- _EXERCISE MATERIALS_:
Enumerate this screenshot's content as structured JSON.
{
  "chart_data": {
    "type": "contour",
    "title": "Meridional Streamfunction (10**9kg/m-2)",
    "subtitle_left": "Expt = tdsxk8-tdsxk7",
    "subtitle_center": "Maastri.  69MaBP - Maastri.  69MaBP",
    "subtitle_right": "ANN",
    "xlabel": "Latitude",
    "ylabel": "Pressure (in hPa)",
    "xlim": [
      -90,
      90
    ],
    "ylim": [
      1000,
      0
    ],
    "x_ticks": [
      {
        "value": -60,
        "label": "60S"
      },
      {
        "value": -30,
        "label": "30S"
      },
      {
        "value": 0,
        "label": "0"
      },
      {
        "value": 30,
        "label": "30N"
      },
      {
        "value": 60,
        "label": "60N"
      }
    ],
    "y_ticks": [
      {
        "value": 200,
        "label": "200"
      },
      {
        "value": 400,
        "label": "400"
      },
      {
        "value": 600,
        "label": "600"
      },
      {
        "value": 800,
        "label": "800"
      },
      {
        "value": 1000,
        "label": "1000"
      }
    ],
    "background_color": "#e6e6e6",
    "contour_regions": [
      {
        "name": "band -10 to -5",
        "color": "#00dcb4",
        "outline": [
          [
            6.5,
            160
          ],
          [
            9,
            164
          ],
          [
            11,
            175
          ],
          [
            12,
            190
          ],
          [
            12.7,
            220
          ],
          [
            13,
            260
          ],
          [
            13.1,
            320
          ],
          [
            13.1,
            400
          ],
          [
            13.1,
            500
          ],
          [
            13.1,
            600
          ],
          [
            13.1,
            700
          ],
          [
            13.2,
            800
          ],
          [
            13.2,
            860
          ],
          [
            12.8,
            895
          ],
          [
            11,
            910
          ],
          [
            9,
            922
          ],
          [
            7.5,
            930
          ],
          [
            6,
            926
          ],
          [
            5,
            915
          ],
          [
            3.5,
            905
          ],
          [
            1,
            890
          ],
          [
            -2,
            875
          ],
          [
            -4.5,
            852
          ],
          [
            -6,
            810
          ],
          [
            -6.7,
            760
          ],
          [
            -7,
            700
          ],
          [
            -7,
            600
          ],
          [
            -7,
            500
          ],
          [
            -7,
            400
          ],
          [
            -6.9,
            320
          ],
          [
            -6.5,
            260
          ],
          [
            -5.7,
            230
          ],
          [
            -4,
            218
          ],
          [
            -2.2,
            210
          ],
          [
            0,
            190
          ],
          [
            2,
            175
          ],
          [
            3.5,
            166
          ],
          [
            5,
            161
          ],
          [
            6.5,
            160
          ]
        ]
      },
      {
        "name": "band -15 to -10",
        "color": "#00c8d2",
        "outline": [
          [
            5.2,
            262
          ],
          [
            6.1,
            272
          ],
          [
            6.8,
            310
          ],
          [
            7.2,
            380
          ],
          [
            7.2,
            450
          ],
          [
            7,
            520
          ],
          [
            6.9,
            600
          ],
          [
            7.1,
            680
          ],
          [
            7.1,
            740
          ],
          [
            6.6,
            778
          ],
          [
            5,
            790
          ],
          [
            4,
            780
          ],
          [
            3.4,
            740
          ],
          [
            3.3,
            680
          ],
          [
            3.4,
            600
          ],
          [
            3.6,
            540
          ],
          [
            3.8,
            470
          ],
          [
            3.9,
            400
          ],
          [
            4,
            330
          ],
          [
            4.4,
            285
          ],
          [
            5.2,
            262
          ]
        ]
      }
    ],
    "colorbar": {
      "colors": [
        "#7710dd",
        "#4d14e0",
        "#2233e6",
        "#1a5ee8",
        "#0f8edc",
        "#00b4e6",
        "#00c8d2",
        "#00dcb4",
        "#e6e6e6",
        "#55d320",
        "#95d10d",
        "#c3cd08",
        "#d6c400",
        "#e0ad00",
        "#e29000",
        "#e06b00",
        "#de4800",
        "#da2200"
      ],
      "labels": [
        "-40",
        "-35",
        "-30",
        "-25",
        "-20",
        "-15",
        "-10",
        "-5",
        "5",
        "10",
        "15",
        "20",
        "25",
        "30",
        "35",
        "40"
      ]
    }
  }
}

- _DIRECTION_: Repeat the records above exactly, leaving none out.

- _WORKED SOLUTION_:
Enumerate this screenshot's content as structured JSON.
{
  "chart_data": {
    "type": "contour",
    "title": "Meridional Streamfunction (10**9kg/m-2)",
    "subtitle_left": "Expt = tdsxk8-tdsxk7",
    "subtitle_center": "Maastri.  69MaBP - Maastri.  69MaBP",
    "subtitle_right": "ANN",
    "xlabel": "Latitude",
    "ylabel": "Pressure (in hPa)",
    "xlim": [
      -90,
      90
    ],
    "ylim": [
      1000,
      0
    ],
    "x_ticks": [
      {
        "value": -60,
        "label": "60S"
      },
      {
        "value": -30,
        "label": "30S"
      },
      {
        "value": 0,
        "label": "0"
      },
      {
        "value": 30,
        "label": "30N"
      },
      {
        "value": 60,
        "label": "60N"
      }
    ],
    "y_ticks": [
      {
        "value": 200,
        "label": "200"
      },
      {
        "value": 400,
        "label": "400"
      },
      {
        "value": 600,
        "label": "600"
      },
      {
        "value": 800,
        "label": "800"
      },
      {
        "value": 1000,
        "label": "1000"
      }
    ],
    "background_color": "#e6e6e6",
    "contour_regions": [
      {
        "name": "band -10 to -5",
        "color": "#00dcb4",
        "outline": [
          [
            6.5,
            160
          ],
          [
            9,
            164
          ],
          [
            11,
            175
          ],
          [
            12,
            190
          ],
          [
            12.7,
            220
          ],
          [
            13,
            260
          ],
          [
            13.1,
            320
          ],
          [
            13.1,
            400
          ],
          [
            13.1,
            500
          ],
          [
            13.1,
            600
          ],
          [
            13.1,
            700
          ],
          [
            13.2,
            800
          ],
          [
            13.2,
            860
          ],
          [
            12.8,
            895
          ],
          [
            11,
            910
          ],
          [
            9,
            922
          ],
          [
            7.5,
            930
          ],
          [
            6,
            926
          ],
          [
            5,
            915
          ],
          [
            3.5,
            905
          ],
          [
            1,
            890
          ],
          [
            -2,
            875
          ],
          [
            -4.5,
            852
          ],
          [
            -6,
            810
          ],
          [
            -6.7,
            760
          ],
          [
            -7,
            700
          ],
          [
            -7,
            600
          ],
          [
            -7,
            500
          ],
          [
            -7,
            400
          ],
          [
            -6.9,
            320
          ],
          [
            -6.5,
            260
          ],
          [
            -5.7,
            230
          ],
          [
            -4,
            218
          ],
          [
            -2.2,
            210
          ],
          [
            0,
            190
          ],
          [
            2,
            175
          ],
          [
            3.5,
            166
          ],
          [
            5,
            161
          ],
          [
            6.5,
            160
          ]
        ]
      },
      {
        "name": "band -15 to -10",
        "color": "#00c8d2",
        "outline": [
          [
            5.2,
            262
          ],
          [
            6.1,
            272
          ],
          [
            6.8,
            310
          ],
          [
            7.2,
            380
          ],
          [
            7.2,
            450
          ],
          [
            7,
            520
          ],
          [
            6.9,
            600
          ],
          [
            7.1,
            680
          ],
          [
            7.1,
            740
          ],
          [
            6.6,
            778
          ],
          [
            5,
            790
          ],
          [
            4,
            780
          ],
          [
            3.4,
            740
          ],
          [
            3.3,
            680
          ],
          [
            3.4,
            600
          ],
          [
            3.6,
            540
          ],
          [
            3.8,
            470
          ],
          [
            3.9,
            400
          ],
          [
            4,
            330
          ],
          [
            4.4,
            285
          ],
          [
            5.2,
            262
          ]
        ]
      }
    ],
    "colorbar": {
      "colors": [
        "#7710dd",
        "#4d14e0",
        "#2233e6",
        "#1a5ee8",
        "#0f8edc",
        "#00b4e6",
        "#00c8d2",
        "#00dcb4",
        "#e6e6e6",
        "#55d320",
        "#95d10d",
        "#c3cd08",
        "#d6c400",
        "#e0ad00",
        "#e29000",
        "#e06b00",
        "#de4800",
        "#da2200"
      ],
      "labels": [
        "-40",
        "-35",
        "-30",
        "-25",
        "-20",
        "-15",
        "-10",
        "-5",
        "5",
        "10",
        "15",
        "20",
        "25",
        "30",
        "35",
        "40"
      ]
    }
  }
}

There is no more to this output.